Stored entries
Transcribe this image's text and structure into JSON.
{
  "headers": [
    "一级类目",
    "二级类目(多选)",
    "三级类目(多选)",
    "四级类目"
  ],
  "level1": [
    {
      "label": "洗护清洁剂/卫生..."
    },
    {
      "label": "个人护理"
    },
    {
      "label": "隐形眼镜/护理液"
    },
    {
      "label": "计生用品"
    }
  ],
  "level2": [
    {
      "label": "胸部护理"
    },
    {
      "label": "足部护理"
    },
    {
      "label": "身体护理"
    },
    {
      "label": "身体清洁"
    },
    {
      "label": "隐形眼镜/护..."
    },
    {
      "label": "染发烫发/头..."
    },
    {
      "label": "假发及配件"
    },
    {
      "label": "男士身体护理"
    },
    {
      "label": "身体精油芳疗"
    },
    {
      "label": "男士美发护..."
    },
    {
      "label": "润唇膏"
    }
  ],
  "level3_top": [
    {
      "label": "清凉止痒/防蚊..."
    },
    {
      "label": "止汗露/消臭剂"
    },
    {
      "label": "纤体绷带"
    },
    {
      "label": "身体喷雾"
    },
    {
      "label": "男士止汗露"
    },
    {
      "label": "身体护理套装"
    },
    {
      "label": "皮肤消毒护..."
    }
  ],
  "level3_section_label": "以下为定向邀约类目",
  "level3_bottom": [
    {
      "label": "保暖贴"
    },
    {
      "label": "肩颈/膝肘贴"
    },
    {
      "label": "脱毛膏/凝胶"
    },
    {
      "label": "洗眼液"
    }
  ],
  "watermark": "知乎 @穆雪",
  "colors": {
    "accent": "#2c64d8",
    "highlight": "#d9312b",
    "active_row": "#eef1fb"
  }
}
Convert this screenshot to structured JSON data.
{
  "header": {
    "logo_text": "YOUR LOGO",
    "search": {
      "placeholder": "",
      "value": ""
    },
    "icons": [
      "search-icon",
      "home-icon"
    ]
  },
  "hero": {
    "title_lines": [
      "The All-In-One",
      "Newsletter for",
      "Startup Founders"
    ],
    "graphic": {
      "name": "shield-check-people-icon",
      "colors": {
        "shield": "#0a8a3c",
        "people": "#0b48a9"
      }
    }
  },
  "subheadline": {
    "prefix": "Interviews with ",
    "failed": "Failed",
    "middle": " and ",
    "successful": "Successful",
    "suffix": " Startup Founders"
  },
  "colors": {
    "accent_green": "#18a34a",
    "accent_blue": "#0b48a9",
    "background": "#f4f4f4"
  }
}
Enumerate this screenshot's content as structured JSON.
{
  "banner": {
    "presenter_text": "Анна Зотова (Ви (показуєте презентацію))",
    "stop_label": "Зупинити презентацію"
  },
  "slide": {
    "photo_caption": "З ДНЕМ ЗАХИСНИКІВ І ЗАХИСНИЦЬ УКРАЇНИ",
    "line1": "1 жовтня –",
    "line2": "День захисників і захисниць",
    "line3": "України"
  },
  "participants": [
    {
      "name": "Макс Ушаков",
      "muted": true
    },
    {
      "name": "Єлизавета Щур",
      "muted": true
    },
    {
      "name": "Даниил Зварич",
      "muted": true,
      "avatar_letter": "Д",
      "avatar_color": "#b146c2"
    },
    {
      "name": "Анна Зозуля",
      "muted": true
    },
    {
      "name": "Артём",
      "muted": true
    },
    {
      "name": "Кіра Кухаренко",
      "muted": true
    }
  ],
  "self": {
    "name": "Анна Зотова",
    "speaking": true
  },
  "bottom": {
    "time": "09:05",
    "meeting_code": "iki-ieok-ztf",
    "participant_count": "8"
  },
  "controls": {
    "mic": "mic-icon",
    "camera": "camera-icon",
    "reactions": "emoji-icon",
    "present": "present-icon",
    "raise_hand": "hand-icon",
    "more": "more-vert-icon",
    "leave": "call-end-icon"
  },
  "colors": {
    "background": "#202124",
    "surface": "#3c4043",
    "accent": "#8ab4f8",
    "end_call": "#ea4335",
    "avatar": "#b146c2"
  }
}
==
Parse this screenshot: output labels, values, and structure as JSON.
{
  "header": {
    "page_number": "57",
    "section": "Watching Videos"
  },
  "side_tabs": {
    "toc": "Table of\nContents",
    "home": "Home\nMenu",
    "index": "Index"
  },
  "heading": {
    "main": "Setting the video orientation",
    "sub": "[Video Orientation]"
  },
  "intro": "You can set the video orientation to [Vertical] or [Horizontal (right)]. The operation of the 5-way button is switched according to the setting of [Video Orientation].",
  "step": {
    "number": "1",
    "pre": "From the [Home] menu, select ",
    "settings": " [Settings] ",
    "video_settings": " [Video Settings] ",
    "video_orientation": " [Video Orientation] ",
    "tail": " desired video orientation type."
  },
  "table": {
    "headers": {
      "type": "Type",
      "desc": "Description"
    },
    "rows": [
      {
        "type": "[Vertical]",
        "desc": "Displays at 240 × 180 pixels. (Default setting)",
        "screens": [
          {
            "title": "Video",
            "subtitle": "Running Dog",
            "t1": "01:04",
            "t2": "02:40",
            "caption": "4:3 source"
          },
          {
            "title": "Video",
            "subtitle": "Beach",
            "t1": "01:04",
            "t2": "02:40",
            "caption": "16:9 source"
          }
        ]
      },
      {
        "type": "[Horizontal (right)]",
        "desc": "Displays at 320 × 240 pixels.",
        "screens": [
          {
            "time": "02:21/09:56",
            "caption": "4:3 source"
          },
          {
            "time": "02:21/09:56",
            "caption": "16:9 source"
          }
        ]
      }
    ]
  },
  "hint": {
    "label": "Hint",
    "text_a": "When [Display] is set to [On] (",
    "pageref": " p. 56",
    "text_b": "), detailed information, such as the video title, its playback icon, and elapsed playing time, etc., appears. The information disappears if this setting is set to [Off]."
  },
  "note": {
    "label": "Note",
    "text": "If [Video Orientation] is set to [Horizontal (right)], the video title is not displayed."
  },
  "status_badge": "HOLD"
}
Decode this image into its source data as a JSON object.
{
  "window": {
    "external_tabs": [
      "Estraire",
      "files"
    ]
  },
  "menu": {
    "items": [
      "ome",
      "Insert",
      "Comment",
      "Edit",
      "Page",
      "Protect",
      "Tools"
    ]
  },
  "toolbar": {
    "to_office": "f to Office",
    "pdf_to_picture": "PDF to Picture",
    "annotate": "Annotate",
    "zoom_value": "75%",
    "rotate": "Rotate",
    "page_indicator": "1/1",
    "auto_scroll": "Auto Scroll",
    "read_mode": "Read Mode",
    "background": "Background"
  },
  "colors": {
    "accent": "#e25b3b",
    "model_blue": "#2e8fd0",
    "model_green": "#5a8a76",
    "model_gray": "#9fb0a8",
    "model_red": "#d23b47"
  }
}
---
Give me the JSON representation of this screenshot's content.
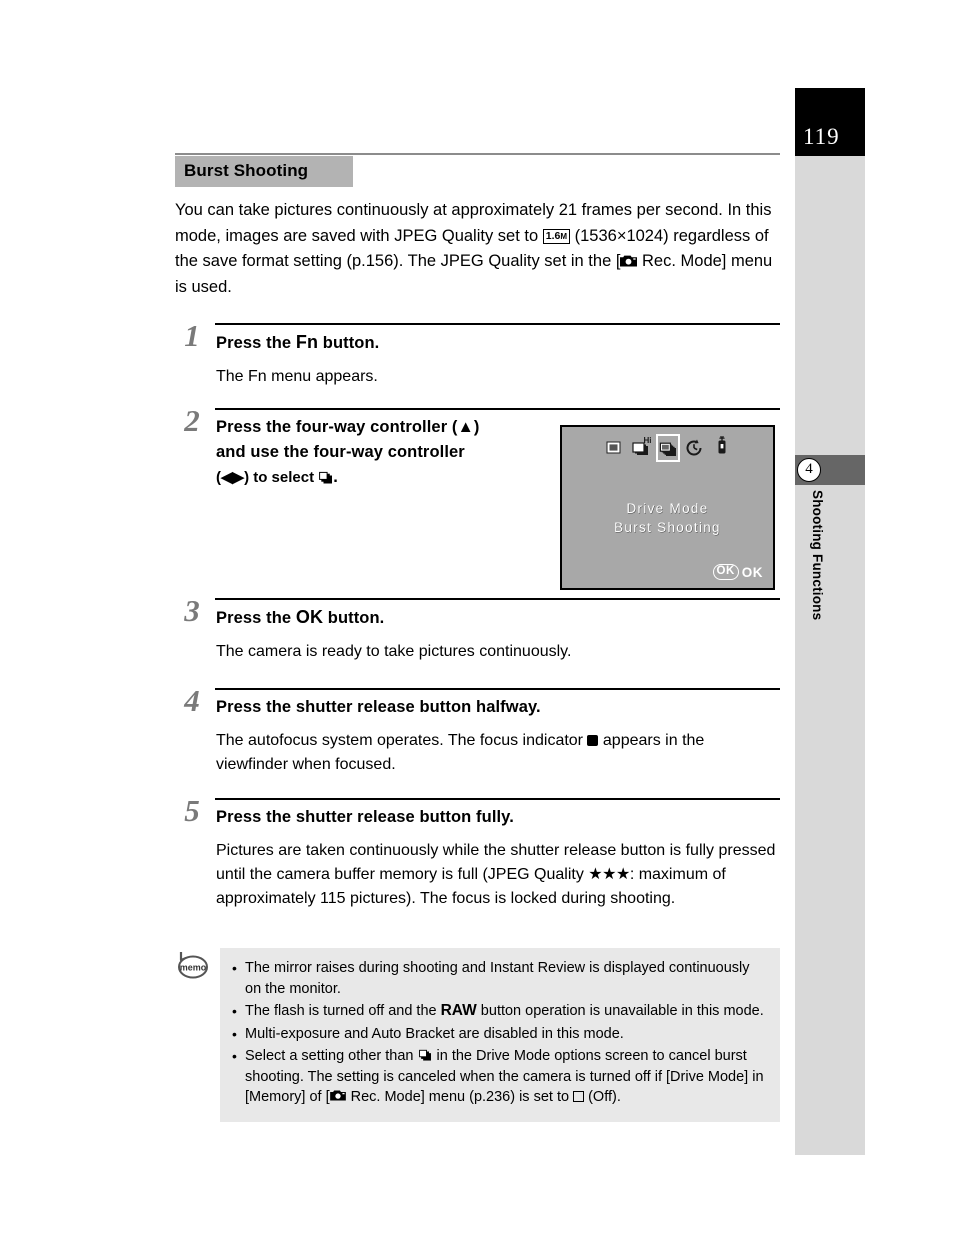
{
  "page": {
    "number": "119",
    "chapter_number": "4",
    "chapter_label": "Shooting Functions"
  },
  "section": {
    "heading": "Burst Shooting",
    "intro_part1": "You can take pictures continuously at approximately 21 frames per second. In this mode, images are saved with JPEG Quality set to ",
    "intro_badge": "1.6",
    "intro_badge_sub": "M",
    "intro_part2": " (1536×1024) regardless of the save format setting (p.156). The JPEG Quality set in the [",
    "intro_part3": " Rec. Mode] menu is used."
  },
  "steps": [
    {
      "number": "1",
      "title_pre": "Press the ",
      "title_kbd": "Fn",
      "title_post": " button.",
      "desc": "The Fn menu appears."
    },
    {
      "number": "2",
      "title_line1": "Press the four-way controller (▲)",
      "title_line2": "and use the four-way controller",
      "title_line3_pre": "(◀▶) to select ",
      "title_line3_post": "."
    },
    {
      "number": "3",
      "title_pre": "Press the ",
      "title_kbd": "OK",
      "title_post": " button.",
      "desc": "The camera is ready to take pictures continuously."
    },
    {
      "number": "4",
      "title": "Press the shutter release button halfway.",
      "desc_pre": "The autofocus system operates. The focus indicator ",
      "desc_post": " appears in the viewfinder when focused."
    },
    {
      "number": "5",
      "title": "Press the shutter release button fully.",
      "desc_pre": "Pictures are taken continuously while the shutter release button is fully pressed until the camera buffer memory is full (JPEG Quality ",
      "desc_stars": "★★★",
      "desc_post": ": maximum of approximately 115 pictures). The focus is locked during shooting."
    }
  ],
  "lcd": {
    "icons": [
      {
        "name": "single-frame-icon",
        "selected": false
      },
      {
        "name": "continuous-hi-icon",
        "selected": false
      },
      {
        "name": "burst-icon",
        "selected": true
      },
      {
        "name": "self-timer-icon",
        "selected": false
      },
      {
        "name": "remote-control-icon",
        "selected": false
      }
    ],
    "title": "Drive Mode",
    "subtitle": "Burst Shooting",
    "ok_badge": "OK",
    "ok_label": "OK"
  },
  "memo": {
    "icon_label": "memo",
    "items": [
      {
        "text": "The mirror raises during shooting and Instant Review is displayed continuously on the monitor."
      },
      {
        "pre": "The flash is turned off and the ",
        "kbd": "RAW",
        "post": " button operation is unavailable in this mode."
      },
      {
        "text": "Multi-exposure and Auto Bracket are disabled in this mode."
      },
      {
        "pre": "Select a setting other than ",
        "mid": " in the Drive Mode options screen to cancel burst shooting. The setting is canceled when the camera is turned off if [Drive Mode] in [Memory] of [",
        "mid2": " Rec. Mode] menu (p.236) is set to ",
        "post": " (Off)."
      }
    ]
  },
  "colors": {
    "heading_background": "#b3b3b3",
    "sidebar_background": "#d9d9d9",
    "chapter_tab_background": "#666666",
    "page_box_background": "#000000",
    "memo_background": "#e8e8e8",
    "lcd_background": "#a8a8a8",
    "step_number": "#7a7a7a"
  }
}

● **Directions**: Only a number is wanted: how many lines contain the word "people"?

● **Response for this exercise**: 2